* **WORK TO COMPLETE**
Every record below should be printed exactly as given.

* **RECORDS SUPPLIED**
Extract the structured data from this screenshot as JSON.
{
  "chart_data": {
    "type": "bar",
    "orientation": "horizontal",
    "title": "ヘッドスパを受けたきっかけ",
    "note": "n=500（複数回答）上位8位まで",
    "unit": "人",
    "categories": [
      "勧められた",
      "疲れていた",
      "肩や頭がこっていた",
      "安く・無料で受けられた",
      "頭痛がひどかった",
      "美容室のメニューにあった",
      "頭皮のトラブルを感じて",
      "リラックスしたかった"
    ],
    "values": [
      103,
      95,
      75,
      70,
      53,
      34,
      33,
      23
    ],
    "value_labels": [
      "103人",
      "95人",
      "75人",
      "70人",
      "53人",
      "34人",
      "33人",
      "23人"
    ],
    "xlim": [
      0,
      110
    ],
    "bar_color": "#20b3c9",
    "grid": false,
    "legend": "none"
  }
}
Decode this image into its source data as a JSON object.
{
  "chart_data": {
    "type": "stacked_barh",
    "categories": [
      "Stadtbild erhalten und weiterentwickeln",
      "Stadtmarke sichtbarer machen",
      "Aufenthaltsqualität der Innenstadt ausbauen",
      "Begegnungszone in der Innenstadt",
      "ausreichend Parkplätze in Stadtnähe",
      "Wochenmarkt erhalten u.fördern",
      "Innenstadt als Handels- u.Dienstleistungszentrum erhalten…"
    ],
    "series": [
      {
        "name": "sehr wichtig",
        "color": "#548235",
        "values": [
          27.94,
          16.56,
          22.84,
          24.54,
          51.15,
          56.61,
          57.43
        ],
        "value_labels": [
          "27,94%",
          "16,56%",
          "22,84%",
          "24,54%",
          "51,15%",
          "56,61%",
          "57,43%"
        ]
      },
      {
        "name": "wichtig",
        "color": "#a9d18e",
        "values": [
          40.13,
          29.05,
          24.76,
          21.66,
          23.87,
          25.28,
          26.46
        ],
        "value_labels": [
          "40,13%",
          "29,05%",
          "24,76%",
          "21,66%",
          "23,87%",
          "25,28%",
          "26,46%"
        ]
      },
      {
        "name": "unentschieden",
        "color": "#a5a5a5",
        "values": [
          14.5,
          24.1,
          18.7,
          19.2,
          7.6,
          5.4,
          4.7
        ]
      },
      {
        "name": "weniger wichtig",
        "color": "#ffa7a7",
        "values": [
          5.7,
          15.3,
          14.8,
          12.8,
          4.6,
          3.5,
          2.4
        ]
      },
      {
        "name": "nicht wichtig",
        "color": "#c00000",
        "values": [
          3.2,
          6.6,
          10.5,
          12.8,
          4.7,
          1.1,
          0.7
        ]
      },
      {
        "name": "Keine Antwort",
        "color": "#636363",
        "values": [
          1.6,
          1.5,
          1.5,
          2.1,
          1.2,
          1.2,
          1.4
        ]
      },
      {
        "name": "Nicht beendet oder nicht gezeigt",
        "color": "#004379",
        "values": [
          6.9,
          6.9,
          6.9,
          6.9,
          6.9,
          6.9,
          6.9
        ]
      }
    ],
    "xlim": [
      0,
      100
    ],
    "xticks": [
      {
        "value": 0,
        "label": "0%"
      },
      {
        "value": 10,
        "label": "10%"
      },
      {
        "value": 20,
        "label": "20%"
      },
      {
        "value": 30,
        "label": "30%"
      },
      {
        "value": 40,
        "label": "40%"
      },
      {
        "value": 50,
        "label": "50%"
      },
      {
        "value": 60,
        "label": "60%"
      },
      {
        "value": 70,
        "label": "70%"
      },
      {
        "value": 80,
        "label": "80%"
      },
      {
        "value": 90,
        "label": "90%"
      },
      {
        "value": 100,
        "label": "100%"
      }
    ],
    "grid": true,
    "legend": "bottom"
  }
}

* **EXERCISE RESULT**
Extract the structured data from this screenshot as JSON.
{
  "chart_data": {
    "type": "bar",
    "orientation": "horizontal",
    "title": "ヘッドスパを受けたきっかけ",
    "note": "n=500（複数回答）上位8位まで",
    "unit": "人",
    "categories": [
      "勧められた",
      "疲れていた",
      "肩や頭がこっていた",
      "安く・無料で受けられた",
      "頭痛がひどかった",
      "美容室のメニューにあった",
      "頭皮のトラブルを感じて",
      "リラックスしたかった"
    ],
    "values": [
      103,
      95,
      75,
      70,
      53,
      34,
      33,
      23
    ],
    "value_labels": [
      "103人",
      "95人",
      "75人",
      "70人",
      "53人",
      "34人",
      "33人",
      "23人"
    ],
    "xlim": [
      0,
      110
    ],
    "bar_color": "#20b3c9",
    "grid": false,
    "legend": "none"
  }
}
Decode this image into its source data as a JSON object.
{
  "chart_data": {
    "type": "stacked_barh",
    "categories": [
      "Stadtbild erhalten und weiterentwickeln",
      "Stadtmarke sichtbarer machen",
      "Aufenthaltsqualität der Innenstadt ausbauen",
      "Begegnungszone in der Innenstadt",
      "ausreichend Parkplätze in Stadtnähe",
      "Wochenmarkt erhalten u.fördern",
      "Innenstadt als Handels- u.Dienstleistungszentrum erhalten…"
    ],
    "series": [
      {
        "name": "sehr wichtig",
        "color": "#548235",
        "values": [
          27.94,
          16.56,
          22.84,
          24.54,
          51.15,
          56.61,
          57.43
        ],
        "value_labels": [
          "27,94%",
          "16,56%",
          "22,84%",
          "24,54%",
          "51,15%",
          "56,61%",
          "57,43%"
        ]
      },
      {
        "name": "wichtig",
        "color": "#a9d18e",
        "values": [
          40.13,
          29.05,
          24.76,
          21.66,
          23.87,
          25.28,
          26.46
        ],
        "value_labels": [
          "40,13%",
          "29,05%",
          "24,76%",
          "21,66%",
          "23,87%",
          "25,28%",
          "26,46%"
        ]
      },
      {
        "name": "unentschieden",
        "color": "#a5a5a5",
        "values": [
          14.5,
          24.1,
          18.7,
          19.2,
          7.6,
          5.4,
          4.7
        ]
      },
      {
        "name": "weniger wichtig",
        "color": "#ffa7a7",
        "values": [
          5.7,
          15.3,
          14.8,
          12.8,
          4.6,
          3.5,
          2.4
        ]
      },
      {
        "name": "nicht wichtig",
        "color": "#c00000",
        "values": [
          3.2,
          6.6,
          10.5,
          12.8,
          4.7,
          1.1,
          0.7
        ]
      },
      {
        "name": "Keine Antwort",
        "color": "#636363",
        "values": [
          1.6,
          1.5,
          1.5,
          2.1,
          1.2,
          1.2,
          1.4
        ]
      },
      {
        "name": "Nicht beendet oder nicht gezeigt",
        "color": "#004379",
        "values": [
          6.9,
          6.9,
          6.9,
          6.9,
          6.9,
          6.9,
          6.9
        ]
      }
    ],
    "xlim": [
      0,
      100
    ],
    "xticks": [
      {
        "value": 0,
        "label": "0%"
      },
      {
        "value": 10,
        "label": "10%"
      },
      {
        "value": 20,
        "label": "20%"
      },
      {
        "value": 30,
        "label": "30%"
      },
      {
        "value": 40,
        "label": "40%"
      },
      {
        "value": 50,
        "label": "50%"
      },
      {
        "value": 60,
        "label": "60%"
      },
      {
        "value": 70,
        "label": "70%"
      },
      {
        "value": 80,
        "label": "80%"
      },
      {
        "value": 90,
        "label": "90%"
      },
      {
        "value": 100,
        "label": "100%"
      }
    ],
    "grid": true,
    "legend": "bottom"
  }
}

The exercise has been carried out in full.